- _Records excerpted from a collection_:
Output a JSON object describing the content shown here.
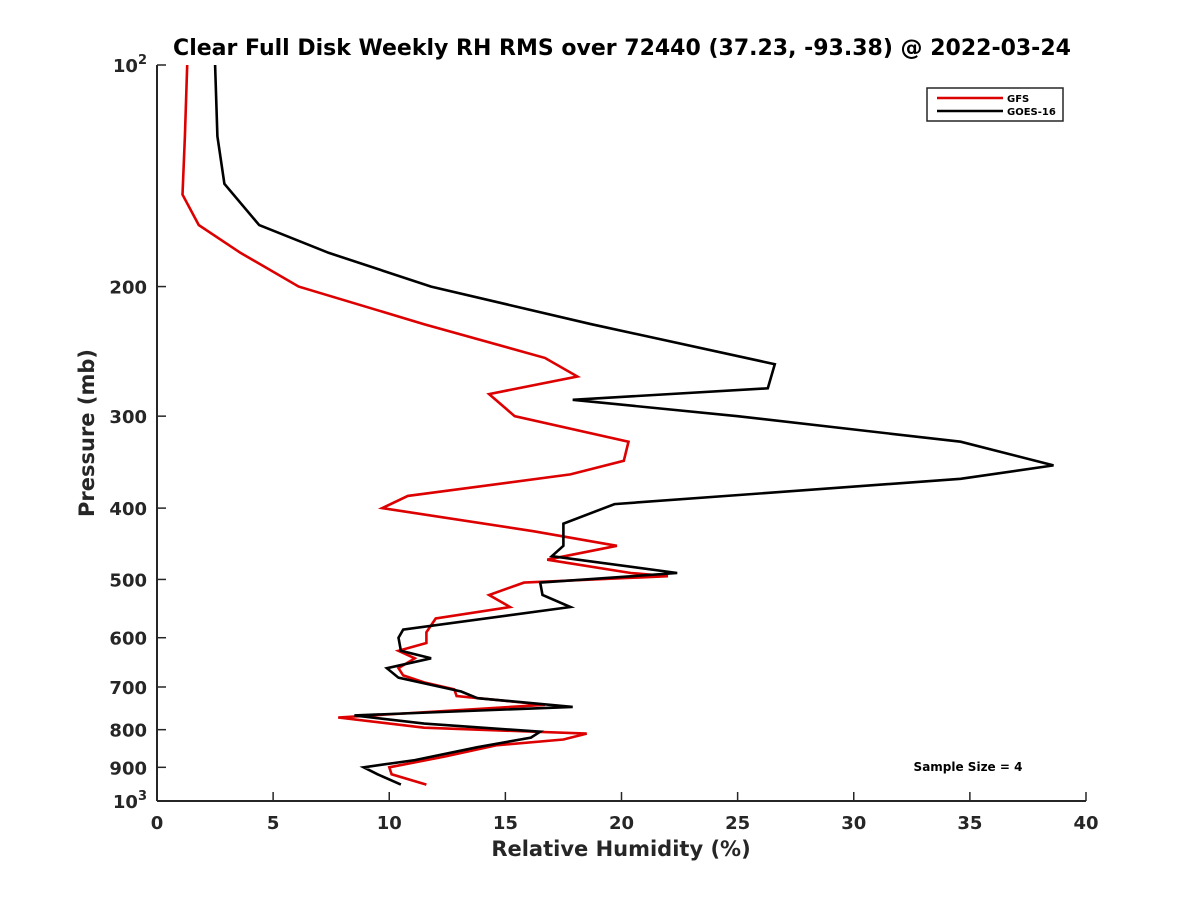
{
  "chart_data": {
    "type": "line",
    "title": "Clear Full Disk Weekly RH RMS over 72440 (37.23, -93.38) @ 2022-03-24",
    "xlabel": "Relative Humidity (%)",
    "ylabel": "Pressure (mb)",
    "xlim": [
      0,
      40
    ],
    "ylim": [
      100,
      1000
    ],
    "y_scale": "log",
    "y_reversed": true,
    "grid": false,
    "legend_position": "top-right",
    "annotation": "Sample Size = 4",
    "x_ticks": [
      0,
      5,
      10,
      15,
      20,
      25,
      30,
      35,
      40
    ],
    "x_tick_labels": [
      "0",
      "5",
      "10",
      "15",
      "20",
      "25",
      "30",
      "35",
      "40"
    ],
    "y_ticks": [
      100,
      200,
      300,
      400,
      500,
      600,
      700,
      800,
      900,
      1000
    ],
    "y_tick_labels": [
      {
        "base": "10",
        "exp": "2"
      },
      {
        "base": "200"
      },
      {
        "base": "300"
      },
      {
        "base": "400"
      },
      {
        "base": "500"
      },
      {
        "base": "600"
      },
      {
        "base": "700"
      },
      {
        "base": "800"
      },
      {
        "base": "900"
      },
      {
        "base": "10",
        "exp": "3"
      }
    ],
    "series": [
      {
        "name": "GFS",
        "color": "#dd0000",
        "points": [
          [
            1.3,
            100
          ],
          [
            1.2,
            125
          ],
          [
            1.1,
            150
          ],
          [
            1.8,
            165
          ],
          [
            3.6,
            180
          ],
          [
            6.1,
            200
          ],
          [
            11.5,
            225
          ],
          [
            16.7,
            250
          ],
          [
            18.1,
            265
          ],
          [
            14.3,
            280
          ],
          [
            15.4,
            300
          ],
          [
            20.3,
            325
          ],
          [
            20.1,
            345
          ],
          [
            17.8,
            360
          ],
          [
            10.8,
            385
          ],
          [
            9.7,
            400
          ],
          [
            16.2,
            430
          ],
          [
            19.8,
            450
          ],
          [
            16.8,
            470
          ],
          [
            20.4,
            490
          ],
          [
            22.0,
            495
          ],
          [
            15.8,
            505
          ],
          [
            14.3,
            525
          ],
          [
            15.2,
            545
          ],
          [
            12.0,
            565
          ],
          [
            11.6,
            590
          ],
          [
            11.6,
            610
          ],
          [
            10.4,
            625
          ],
          [
            11.1,
            640
          ],
          [
            10.4,
            660
          ],
          [
            10.6,
            675
          ],
          [
            11.5,
            690
          ],
          [
            12.8,
            705
          ],
          [
            12.9,
            720
          ],
          [
            16.7,
            740
          ],
          [
            7.8,
            770
          ],
          [
            11.5,
            795
          ],
          [
            18.5,
            810
          ],
          [
            17.5,
            825
          ],
          [
            14.6,
            840
          ],
          [
            12.4,
            870
          ],
          [
            10.0,
            900
          ],
          [
            10.1,
            920
          ],
          [
            11.6,
            950
          ]
        ]
      },
      {
        "name": "GOES-16",
        "color": "#000000",
        "points": [
          [
            2.5,
            100
          ],
          [
            2.6,
            125
          ],
          [
            2.9,
            145
          ],
          [
            4.4,
            165
          ],
          [
            7.4,
            180
          ],
          [
            11.8,
            200
          ],
          [
            18.7,
            225
          ],
          [
            26.6,
            255
          ],
          [
            26.3,
            275
          ],
          [
            17.9,
            285
          ],
          [
            25.0,
            300
          ],
          [
            34.6,
            325
          ],
          [
            38.6,
            350
          ],
          [
            34.6,
            365
          ],
          [
            19.7,
            395
          ],
          [
            17.5,
            420
          ],
          [
            17.5,
            450
          ],
          [
            17.0,
            465
          ],
          [
            22.4,
            490
          ],
          [
            16.5,
            505
          ],
          [
            16.6,
            525
          ],
          [
            17.8,
            545
          ],
          [
            10.6,
            585
          ],
          [
            10.4,
            600
          ],
          [
            10.5,
            625
          ],
          [
            11.8,
            640
          ],
          [
            9.9,
            660
          ],
          [
            10.4,
            680
          ],
          [
            13.1,
            710
          ],
          [
            13.8,
            725
          ],
          [
            17.9,
            745
          ],
          [
            8.5,
            765
          ],
          [
            11.5,
            785
          ],
          [
            16.5,
            805
          ],
          [
            16.1,
            820
          ],
          [
            13.8,
            845
          ],
          [
            11.1,
            880
          ],
          [
            8.9,
            900
          ],
          [
            9.5,
            920
          ],
          [
            10.5,
            950
          ]
        ]
      }
    ]
  }
}
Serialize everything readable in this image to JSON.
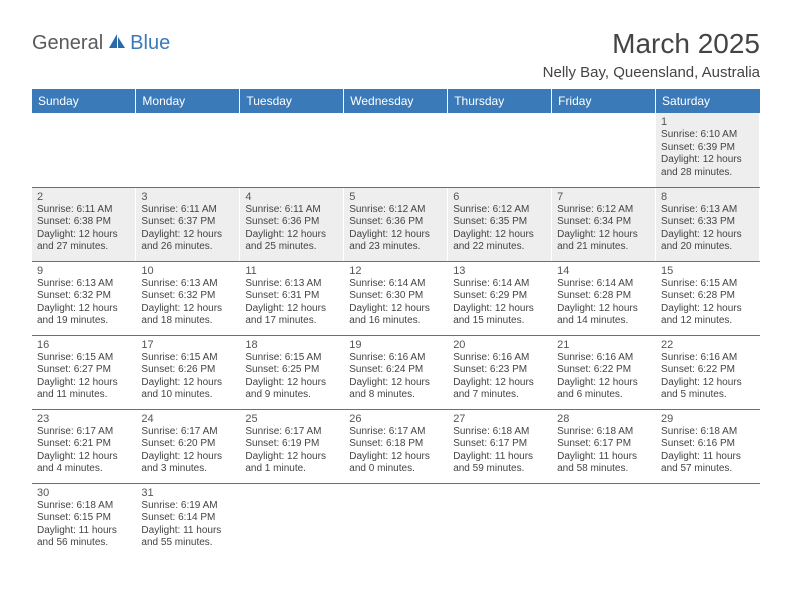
{
  "logo": {
    "text_dark": "General",
    "text_blue": "Blue",
    "icon_color": "#2b6aa8"
  },
  "title": "March 2025",
  "location": "Nelly Bay, Queensland, Australia",
  "colors": {
    "header_bg": "#3a7ab8",
    "header_text": "#ffffff",
    "shaded_bg": "#eeeeee",
    "border": "#3a7ab8"
  },
  "day_headers": [
    "Sunday",
    "Monday",
    "Tuesday",
    "Wednesday",
    "Thursday",
    "Friday",
    "Saturday"
  ],
  "weeks": [
    [
      {
        "blank": true
      },
      {
        "blank": true
      },
      {
        "blank": true
      },
      {
        "blank": true
      },
      {
        "blank": true
      },
      {
        "blank": true
      },
      {
        "day": "1",
        "shaded": true,
        "sunrise": "Sunrise: 6:10 AM",
        "sunset": "Sunset: 6:39 PM",
        "daylight": "Daylight: 12 hours and 28 minutes."
      }
    ],
    [
      {
        "day": "2",
        "shaded": true,
        "sunrise": "Sunrise: 6:11 AM",
        "sunset": "Sunset: 6:38 PM",
        "daylight": "Daylight: 12 hours and 27 minutes."
      },
      {
        "day": "3",
        "shaded": true,
        "sunrise": "Sunrise: 6:11 AM",
        "sunset": "Sunset: 6:37 PM",
        "daylight": "Daylight: 12 hours and 26 minutes."
      },
      {
        "day": "4",
        "shaded": true,
        "sunrise": "Sunrise: 6:11 AM",
        "sunset": "Sunset: 6:36 PM",
        "daylight": "Daylight: 12 hours and 25 minutes."
      },
      {
        "day": "5",
        "shaded": true,
        "sunrise": "Sunrise: 6:12 AM",
        "sunset": "Sunset: 6:36 PM",
        "daylight": "Daylight: 12 hours and 23 minutes."
      },
      {
        "day": "6",
        "shaded": true,
        "sunrise": "Sunrise: 6:12 AM",
        "sunset": "Sunset: 6:35 PM",
        "daylight": "Daylight: 12 hours and 22 minutes."
      },
      {
        "day": "7",
        "shaded": true,
        "sunrise": "Sunrise: 6:12 AM",
        "sunset": "Sunset: 6:34 PM",
        "daylight": "Daylight: 12 hours and 21 minutes."
      },
      {
        "day": "8",
        "shaded": true,
        "sunrise": "Sunrise: 6:13 AM",
        "sunset": "Sunset: 6:33 PM",
        "daylight": "Daylight: 12 hours and 20 minutes."
      }
    ],
    [
      {
        "day": "9",
        "sunrise": "Sunrise: 6:13 AM",
        "sunset": "Sunset: 6:32 PM",
        "daylight": "Daylight: 12 hours and 19 minutes."
      },
      {
        "day": "10",
        "sunrise": "Sunrise: 6:13 AM",
        "sunset": "Sunset: 6:32 PM",
        "daylight": "Daylight: 12 hours and 18 minutes."
      },
      {
        "day": "11",
        "sunrise": "Sunrise: 6:13 AM",
        "sunset": "Sunset: 6:31 PM",
        "daylight": "Daylight: 12 hours and 17 minutes."
      },
      {
        "day": "12",
        "sunrise": "Sunrise: 6:14 AM",
        "sunset": "Sunset: 6:30 PM",
        "daylight": "Daylight: 12 hours and 16 minutes."
      },
      {
        "day": "13",
        "sunrise": "Sunrise: 6:14 AM",
        "sunset": "Sunset: 6:29 PM",
        "daylight": "Daylight: 12 hours and 15 minutes."
      },
      {
        "day": "14",
        "sunrise": "Sunrise: 6:14 AM",
        "sunset": "Sunset: 6:28 PM",
        "daylight": "Daylight: 12 hours and 14 minutes."
      },
      {
        "day": "15",
        "sunrise": "Sunrise: 6:15 AM",
        "sunset": "Sunset: 6:28 PM",
        "daylight": "Daylight: 12 hours and 12 minutes."
      }
    ],
    [
      {
        "day": "16",
        "sunrise": "Sunrise: 6:15 AM",
        "sunset": "Sunset: 6:27 PM",
        "daylight": "Daylight: 12 hours and 11 minutes."
      },
      {
        "day": "17",
        "sunrise": "Sunrise: 6:15 AM",
        "sunset": "Sunset: 6:26 PM",
        "daylight": "Daylight: 12 hours and 10 minutes."
      },
      {
        "day": "18",
        "sunrise": "Sunrise: 6:15 AM",
        "sunset": "Sunset: 6:25 PM",
        "daylight": "Daylight: 12 hours and 9 minutes."
      },
      {
        "day": "19",
        "sunrise": "Sunrise: 6:16 AM",
        "sunset": "Sunset: 6:24 PM",
        "daylight": "Daylight: 12 hours and 8 minutes."
      },
      {
        "day": "20",
        "sunrise": "Sunrise: 6:16 AM",
        "sunset": "Sunset: 6:23 PM",
        "daylight": "Daylight: 12 hours and 7 minutes."
      },
      {
        "day": "21",
        "sunrise": "Sunrise: 6:16 AM",
        "sunset": "Sunset: 6:22 PM",
        "daylight": "Daylight: 12 hours and 6 minutes."
      },
      {
        "day": "22",
        "sunrise": "Sunrise: 6:16 AM",
        "sunset": "Sunset: 6:22 PM",
        "daylight": "Daylight: 12 hours and 5 minutes."
      }
    ],
    [
      {
        "day": "23",
        "sunrise": "Sunrise: 6:17 AM",
        "sunset": "Sunset: 6:21 PM",
        "daylight": "Daylight: 12 hours and 4 minutes."
      },
      {
        "day": "24",
        "sunrise": "Sunrise: 6:17 AM",
        "sunset": "Sunset: 6:20 PM",
        "daylight": "Daylight: 12 hours and 3 minutes."
      },
      {
        "day": "25",
        "sunrise": "Sunrise: 6:17 AM",
        "sunset": "Sunset: 6:19 PM",
        "daylight": "Daylight: 12 hours and 1 minute."
      },
      {
        "day": "26",
        "sunrise": "Sunrise: 6:17 AM",
        "sunset": "Sunset: 6:18 PM",
        "daylight": "Daylight: 12 hours and 0 minutes."
      },
      {
        "day": "27",
        "sunrise": "Sunrise: 6:18 AM",
        "sunset": "Sunset: 6:17 PM",
        "daylight": "Daylight: 11 hours and 59 minutes."
      },
      {
        "day": "28",
        "sunrise": "Sunrise: 6:18 AM",
        "sunset": "Sunset: 6:17 PM",
        "daylight": "Daylight: 11 hours and 58 minutes."
      },
      {
        "day": "29",
        "sunrise": "Sunrise: 6:18 AM",
        "sunset": "Sunset: 6:16 PM",
        "daylight": "Daylight: 11 hours and 57 minutes."
      }
    ],
    [
      {
        "day": "30",
        "sunrise": "Sunrise: 6:18 AM",
        "sunset": "Sunset: 6:15 PM",
        "daylight": "Daylight: 11 hours and 56 minutes."
      },
      {
        "day": "31",
        "sunrise": "Sunrise: 6:19 AM",
        "sunset": "Sunset: 6:14 PM",
        "daylight": "Daylight: 11 hours and 55 minutes."
      },
      {
        "blank": true,
        "noborder": true
      },
      {
        "blank": true,
        "noborder": true
      },
      {
        "blank": true,
        "noborder": true
      },
      {
        "blank": true,
        "noborder": true
      },
      {
        "blank": true,
        "noborder": true
      }
    ]
  ]
}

- _What the task asks_:
Copy each line above that contains the word "JSON".

- _Result of this exercise_:
Output a JSON object describing the content shown here.
Serialize everything readable in this image to JSON.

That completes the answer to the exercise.